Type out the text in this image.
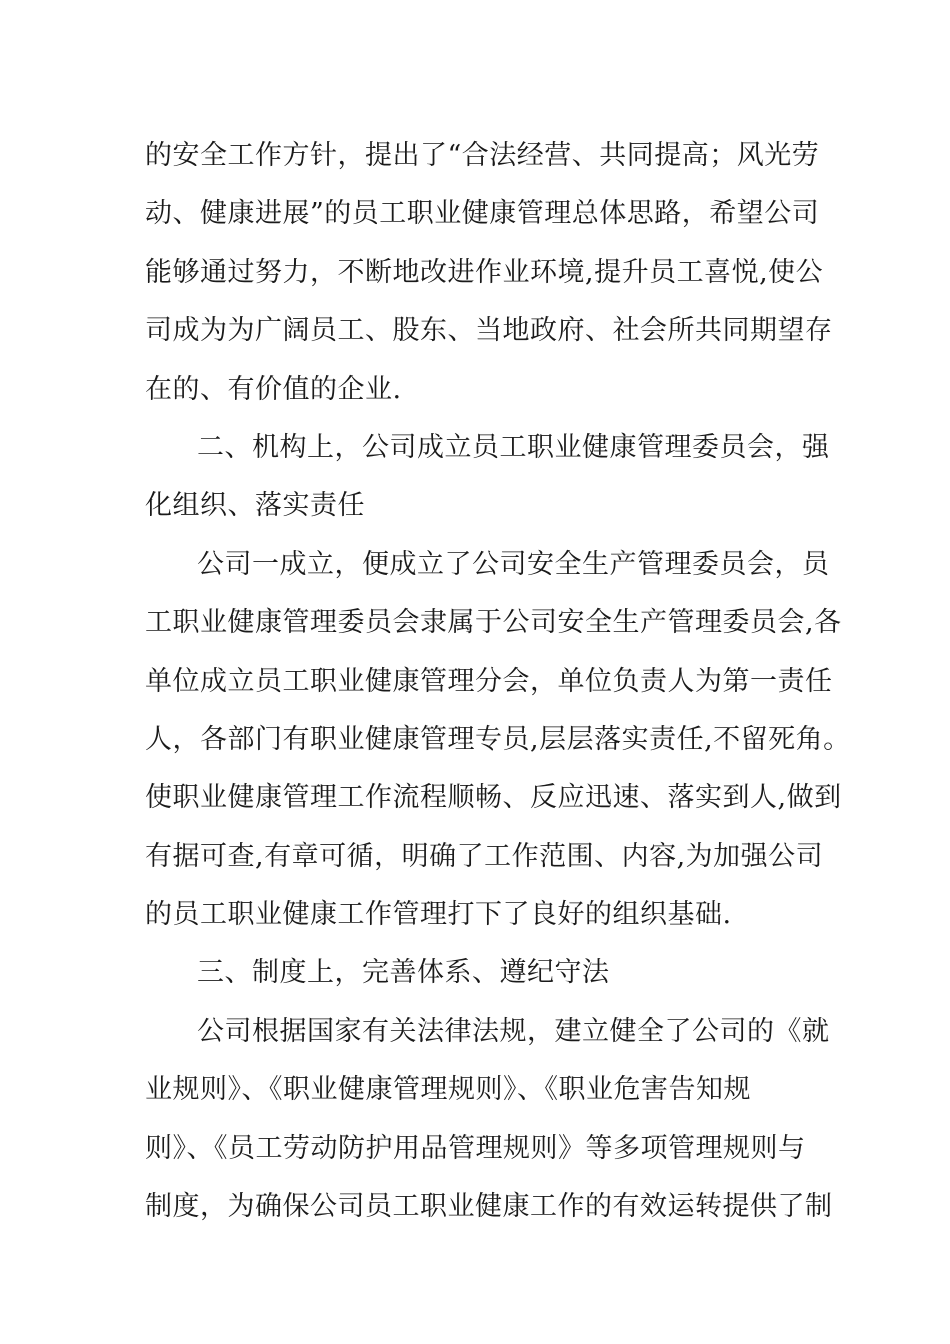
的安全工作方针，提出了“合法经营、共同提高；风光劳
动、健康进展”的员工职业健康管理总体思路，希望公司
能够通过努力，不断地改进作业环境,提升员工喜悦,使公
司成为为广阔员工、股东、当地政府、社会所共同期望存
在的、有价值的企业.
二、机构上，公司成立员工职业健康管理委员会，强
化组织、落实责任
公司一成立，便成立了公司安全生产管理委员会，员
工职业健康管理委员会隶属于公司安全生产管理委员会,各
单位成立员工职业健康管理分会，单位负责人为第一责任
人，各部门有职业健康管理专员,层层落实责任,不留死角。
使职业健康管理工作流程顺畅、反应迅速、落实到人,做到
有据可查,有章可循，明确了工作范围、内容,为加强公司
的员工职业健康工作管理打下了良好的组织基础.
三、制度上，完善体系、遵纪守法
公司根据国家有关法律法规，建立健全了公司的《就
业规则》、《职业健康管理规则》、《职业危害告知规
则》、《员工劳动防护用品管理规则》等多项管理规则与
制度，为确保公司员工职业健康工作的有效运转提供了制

* * *

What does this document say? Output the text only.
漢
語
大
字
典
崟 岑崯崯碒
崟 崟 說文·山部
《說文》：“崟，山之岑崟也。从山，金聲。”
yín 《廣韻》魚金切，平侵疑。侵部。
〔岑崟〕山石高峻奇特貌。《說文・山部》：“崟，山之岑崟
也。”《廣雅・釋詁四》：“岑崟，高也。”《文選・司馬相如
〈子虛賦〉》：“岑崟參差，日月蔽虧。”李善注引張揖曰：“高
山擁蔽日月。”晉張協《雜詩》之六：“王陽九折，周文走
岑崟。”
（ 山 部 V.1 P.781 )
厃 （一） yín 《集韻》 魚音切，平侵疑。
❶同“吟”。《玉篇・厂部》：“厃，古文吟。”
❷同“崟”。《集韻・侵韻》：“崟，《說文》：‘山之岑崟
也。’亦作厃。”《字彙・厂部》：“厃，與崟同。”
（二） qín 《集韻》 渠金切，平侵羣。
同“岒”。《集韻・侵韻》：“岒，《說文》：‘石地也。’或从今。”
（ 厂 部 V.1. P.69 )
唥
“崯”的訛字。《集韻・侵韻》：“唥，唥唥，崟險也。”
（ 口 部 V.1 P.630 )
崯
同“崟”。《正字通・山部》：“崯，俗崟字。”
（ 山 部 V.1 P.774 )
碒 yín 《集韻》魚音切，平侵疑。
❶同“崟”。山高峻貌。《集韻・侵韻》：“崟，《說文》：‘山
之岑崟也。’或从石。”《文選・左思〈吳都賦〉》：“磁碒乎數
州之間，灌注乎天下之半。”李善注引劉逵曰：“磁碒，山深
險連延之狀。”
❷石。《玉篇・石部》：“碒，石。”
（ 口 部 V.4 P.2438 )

==

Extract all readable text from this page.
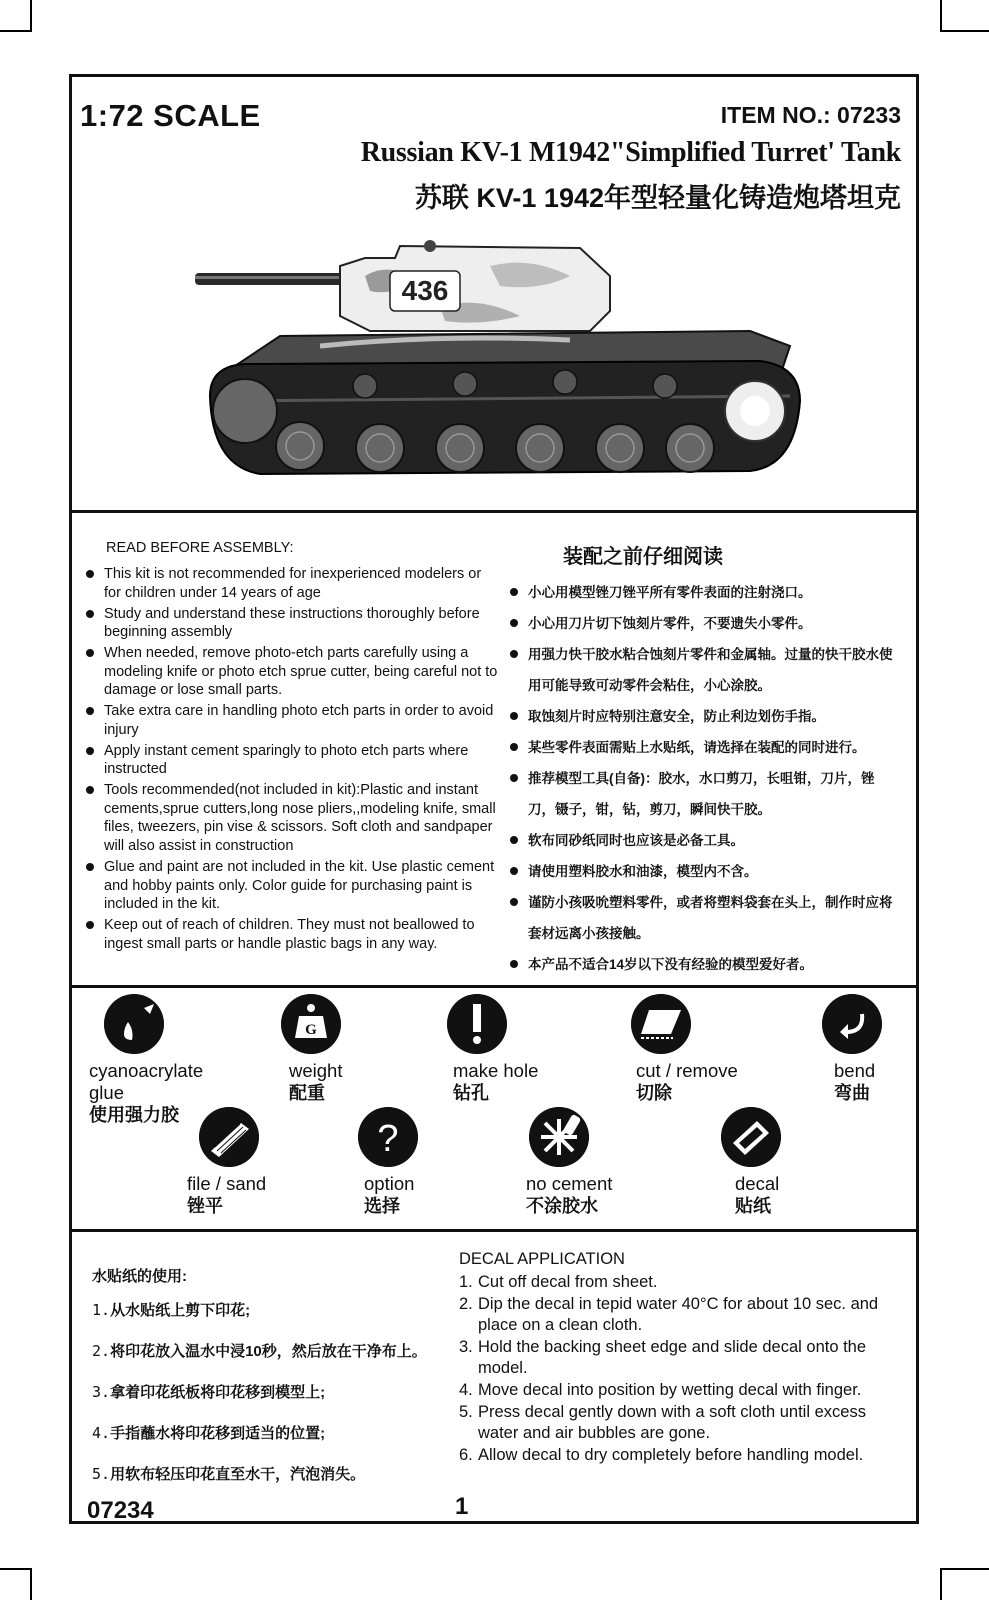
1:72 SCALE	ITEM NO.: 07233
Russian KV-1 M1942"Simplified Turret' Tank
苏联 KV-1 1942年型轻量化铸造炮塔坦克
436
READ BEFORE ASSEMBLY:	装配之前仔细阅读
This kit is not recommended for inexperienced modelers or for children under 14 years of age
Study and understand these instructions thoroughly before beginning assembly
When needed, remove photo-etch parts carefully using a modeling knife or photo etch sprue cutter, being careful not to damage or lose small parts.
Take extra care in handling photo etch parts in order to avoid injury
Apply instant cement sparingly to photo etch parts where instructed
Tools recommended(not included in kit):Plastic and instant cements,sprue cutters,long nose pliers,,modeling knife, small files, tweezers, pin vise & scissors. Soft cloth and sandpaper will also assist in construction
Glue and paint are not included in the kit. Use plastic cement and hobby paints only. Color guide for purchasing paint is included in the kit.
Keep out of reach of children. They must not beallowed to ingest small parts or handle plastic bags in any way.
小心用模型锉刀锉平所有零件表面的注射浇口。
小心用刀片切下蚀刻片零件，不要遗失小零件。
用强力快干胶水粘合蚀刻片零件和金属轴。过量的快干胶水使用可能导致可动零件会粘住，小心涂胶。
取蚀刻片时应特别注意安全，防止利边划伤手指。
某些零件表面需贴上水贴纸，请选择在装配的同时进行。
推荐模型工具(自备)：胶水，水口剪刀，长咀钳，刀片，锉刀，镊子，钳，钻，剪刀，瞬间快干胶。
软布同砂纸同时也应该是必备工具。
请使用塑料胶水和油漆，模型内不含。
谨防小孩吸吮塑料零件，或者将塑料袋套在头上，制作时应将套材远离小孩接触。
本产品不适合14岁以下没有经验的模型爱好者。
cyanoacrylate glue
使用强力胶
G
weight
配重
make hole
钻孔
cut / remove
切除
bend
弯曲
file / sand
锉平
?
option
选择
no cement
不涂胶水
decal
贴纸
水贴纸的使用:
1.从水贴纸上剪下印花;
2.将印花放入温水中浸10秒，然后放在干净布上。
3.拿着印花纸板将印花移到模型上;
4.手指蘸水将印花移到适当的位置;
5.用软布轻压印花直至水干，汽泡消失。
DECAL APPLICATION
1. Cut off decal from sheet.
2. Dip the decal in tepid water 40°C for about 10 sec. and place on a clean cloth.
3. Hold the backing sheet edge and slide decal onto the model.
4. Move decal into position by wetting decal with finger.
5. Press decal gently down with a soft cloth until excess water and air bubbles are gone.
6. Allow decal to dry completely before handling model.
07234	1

* [Goal]
Pick out each line in the material containing "with".

* [Result of the task]
4. Move decal into position by wetting decal with finger.
5. Press decal gently down with a soft cloth until excess water and air bubbles are gone.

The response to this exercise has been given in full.